**Records supplied:**
◆ ◆ ◆ ◆ ◆

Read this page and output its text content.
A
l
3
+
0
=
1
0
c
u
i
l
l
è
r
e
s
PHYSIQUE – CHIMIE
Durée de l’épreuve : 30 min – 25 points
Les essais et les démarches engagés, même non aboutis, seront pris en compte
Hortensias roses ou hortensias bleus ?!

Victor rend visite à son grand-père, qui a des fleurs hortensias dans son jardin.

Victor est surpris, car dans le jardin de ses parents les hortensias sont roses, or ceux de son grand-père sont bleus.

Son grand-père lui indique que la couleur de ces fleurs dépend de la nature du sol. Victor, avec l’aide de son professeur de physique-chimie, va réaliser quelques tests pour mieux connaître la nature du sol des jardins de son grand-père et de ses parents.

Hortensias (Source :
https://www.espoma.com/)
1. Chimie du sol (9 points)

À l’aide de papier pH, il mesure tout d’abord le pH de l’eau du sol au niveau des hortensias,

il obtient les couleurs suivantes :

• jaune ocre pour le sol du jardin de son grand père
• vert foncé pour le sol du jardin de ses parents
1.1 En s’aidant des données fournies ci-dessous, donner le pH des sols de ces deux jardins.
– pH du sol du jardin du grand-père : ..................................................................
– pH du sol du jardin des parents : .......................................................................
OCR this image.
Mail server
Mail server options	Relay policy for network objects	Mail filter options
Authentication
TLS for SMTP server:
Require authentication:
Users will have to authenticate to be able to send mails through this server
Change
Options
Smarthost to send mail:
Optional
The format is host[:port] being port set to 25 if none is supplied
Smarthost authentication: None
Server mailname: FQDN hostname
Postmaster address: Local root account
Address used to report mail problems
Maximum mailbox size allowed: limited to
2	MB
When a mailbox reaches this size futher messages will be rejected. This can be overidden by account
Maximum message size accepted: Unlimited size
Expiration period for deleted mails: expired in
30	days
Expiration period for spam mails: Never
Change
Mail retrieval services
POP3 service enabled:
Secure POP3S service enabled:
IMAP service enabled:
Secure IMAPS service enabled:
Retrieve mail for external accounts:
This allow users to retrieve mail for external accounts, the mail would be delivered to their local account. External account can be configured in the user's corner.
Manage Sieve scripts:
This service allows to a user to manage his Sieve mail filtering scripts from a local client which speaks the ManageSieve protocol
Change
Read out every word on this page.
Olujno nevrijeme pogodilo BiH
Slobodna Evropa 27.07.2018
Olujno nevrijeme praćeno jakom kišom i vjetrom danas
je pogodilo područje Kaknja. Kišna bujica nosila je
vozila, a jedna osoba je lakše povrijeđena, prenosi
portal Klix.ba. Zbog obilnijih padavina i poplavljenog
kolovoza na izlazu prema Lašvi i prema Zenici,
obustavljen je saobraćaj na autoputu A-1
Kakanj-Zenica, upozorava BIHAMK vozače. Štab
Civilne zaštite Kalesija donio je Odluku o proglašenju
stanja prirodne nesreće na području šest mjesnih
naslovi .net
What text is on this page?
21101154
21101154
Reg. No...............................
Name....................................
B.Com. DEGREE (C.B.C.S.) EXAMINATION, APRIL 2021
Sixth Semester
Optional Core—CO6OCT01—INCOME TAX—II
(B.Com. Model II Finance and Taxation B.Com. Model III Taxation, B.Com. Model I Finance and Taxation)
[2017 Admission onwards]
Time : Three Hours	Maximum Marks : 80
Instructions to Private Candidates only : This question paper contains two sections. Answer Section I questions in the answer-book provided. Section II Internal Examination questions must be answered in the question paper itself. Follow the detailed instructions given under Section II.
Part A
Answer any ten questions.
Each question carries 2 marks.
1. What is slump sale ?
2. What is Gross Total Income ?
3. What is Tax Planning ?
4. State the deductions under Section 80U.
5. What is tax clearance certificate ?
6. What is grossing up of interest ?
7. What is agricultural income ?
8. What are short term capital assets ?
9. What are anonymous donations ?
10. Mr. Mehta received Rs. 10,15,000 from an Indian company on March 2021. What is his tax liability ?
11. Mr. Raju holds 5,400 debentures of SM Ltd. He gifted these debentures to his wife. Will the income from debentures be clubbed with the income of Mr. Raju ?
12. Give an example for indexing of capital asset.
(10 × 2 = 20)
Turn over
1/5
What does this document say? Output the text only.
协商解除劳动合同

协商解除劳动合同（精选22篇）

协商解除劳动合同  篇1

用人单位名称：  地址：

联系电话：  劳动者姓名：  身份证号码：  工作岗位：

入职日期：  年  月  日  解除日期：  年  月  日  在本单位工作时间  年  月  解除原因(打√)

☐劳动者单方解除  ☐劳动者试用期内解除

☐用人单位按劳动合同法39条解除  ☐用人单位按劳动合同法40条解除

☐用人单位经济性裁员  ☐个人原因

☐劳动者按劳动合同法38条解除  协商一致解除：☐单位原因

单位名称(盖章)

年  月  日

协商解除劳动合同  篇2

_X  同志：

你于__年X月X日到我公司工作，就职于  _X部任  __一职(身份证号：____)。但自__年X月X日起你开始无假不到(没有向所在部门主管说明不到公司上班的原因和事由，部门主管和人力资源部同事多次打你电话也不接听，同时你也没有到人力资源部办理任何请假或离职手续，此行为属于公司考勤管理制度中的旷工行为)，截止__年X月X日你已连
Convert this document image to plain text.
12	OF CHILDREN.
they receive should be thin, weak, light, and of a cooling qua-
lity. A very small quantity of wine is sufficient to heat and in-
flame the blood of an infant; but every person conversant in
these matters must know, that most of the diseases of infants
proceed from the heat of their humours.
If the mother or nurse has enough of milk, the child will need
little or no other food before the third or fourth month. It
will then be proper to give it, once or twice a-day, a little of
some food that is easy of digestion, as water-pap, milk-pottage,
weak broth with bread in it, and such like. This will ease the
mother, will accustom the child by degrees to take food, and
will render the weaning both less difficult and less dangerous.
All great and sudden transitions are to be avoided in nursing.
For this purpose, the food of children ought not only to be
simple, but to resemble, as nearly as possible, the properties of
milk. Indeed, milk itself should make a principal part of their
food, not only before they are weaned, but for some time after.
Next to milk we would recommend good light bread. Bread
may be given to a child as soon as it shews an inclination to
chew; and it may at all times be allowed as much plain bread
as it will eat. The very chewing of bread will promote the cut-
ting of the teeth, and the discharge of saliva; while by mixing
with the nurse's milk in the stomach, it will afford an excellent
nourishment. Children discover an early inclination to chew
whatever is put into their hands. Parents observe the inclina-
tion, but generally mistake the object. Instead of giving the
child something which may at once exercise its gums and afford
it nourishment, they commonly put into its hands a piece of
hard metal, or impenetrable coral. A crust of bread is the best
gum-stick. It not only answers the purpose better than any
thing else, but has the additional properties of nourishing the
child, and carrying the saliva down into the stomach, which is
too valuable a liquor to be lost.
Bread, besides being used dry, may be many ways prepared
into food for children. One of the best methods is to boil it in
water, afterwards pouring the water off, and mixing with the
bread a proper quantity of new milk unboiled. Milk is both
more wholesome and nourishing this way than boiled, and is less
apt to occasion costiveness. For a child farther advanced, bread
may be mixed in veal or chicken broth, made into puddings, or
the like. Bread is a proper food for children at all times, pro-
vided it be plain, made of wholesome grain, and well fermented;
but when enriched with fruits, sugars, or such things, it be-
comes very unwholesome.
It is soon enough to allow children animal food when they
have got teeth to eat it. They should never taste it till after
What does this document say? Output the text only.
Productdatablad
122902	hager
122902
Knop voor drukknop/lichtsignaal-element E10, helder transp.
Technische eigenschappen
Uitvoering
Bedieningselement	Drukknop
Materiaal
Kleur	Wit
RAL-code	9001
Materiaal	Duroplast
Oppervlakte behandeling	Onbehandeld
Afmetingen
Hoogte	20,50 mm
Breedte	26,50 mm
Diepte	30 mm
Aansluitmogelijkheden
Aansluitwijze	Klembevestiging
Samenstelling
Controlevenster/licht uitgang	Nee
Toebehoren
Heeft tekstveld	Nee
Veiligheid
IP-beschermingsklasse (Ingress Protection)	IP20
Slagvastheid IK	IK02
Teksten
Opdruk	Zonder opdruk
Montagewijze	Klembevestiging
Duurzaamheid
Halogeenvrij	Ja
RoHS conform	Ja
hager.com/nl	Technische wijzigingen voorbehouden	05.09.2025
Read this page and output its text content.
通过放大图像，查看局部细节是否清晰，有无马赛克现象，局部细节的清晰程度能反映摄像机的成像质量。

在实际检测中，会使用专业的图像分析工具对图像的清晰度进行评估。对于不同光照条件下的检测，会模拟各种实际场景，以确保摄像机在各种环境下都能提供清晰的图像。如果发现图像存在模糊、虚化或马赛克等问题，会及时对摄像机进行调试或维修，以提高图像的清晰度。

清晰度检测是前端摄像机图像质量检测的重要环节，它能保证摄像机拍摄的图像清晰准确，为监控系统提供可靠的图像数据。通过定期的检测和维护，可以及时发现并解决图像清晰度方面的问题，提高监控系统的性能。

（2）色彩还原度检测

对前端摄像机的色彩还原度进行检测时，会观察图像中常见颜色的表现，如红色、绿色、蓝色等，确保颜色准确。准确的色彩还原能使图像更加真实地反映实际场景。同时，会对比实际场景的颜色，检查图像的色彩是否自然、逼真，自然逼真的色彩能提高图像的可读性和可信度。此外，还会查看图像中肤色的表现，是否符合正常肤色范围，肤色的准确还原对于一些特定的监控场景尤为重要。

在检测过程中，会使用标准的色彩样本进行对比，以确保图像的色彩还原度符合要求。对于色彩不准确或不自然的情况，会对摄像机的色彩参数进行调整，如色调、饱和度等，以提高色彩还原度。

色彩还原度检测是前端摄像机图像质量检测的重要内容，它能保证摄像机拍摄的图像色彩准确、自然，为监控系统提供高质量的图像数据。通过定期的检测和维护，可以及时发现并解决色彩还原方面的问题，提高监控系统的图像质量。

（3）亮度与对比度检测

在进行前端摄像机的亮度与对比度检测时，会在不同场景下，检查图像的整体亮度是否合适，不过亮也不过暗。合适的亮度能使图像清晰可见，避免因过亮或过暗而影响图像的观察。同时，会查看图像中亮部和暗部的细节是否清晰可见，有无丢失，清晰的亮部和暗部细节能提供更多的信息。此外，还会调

◆ ◆ ◆ ◆ ◆

**Written problem:** Reply with nothing except the number of lines in the listing above that include the string "nurse".

**Solved exercise:** 2